- Request
In the entries that follow, how many lines hold the string "PUERTO"? Give only that number.

- Dataset extract
--------------------------------

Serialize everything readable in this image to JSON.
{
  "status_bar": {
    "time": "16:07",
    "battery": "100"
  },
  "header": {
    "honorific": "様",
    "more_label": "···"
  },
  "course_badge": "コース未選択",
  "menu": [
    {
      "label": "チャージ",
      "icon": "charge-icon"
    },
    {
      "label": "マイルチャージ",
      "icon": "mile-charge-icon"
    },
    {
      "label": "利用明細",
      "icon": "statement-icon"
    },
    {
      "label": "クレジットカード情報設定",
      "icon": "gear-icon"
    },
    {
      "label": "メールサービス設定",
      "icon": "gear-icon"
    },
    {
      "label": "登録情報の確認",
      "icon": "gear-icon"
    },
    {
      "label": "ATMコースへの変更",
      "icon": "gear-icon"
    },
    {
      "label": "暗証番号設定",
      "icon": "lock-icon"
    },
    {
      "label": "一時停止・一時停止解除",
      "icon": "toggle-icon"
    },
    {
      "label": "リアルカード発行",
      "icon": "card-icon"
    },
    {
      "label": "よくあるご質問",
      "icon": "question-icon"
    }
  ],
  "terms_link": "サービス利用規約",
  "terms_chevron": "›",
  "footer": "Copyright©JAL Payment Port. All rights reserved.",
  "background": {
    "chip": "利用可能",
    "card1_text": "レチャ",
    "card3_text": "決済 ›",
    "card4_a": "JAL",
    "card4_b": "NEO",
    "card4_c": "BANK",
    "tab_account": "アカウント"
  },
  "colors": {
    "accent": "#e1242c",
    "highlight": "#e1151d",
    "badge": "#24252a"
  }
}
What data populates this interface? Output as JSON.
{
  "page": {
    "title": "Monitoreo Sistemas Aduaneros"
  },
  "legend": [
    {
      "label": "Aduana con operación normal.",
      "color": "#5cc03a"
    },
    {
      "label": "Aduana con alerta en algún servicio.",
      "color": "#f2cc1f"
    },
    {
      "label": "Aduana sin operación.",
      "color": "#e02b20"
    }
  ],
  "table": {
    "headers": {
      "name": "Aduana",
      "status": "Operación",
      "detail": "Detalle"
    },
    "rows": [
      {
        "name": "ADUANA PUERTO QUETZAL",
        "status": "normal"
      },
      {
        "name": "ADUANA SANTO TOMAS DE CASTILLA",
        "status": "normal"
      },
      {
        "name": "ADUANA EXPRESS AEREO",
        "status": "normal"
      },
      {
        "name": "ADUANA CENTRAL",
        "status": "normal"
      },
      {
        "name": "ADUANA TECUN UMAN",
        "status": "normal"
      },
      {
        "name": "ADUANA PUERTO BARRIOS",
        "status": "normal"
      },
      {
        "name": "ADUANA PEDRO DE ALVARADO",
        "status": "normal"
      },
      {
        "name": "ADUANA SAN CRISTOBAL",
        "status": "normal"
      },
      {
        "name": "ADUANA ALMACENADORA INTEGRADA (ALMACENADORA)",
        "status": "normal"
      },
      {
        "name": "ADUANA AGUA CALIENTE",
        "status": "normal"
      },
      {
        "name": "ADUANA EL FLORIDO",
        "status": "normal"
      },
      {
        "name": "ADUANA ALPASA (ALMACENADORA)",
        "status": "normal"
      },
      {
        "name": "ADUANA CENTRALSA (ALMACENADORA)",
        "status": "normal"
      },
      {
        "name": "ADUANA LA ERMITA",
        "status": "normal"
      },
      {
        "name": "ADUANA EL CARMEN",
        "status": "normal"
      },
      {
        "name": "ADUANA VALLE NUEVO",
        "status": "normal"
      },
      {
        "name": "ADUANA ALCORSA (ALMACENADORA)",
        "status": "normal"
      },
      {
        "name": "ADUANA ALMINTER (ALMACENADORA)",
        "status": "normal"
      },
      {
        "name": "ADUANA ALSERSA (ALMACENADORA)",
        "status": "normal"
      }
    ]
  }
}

--------------------------------

- Output of the exercise
2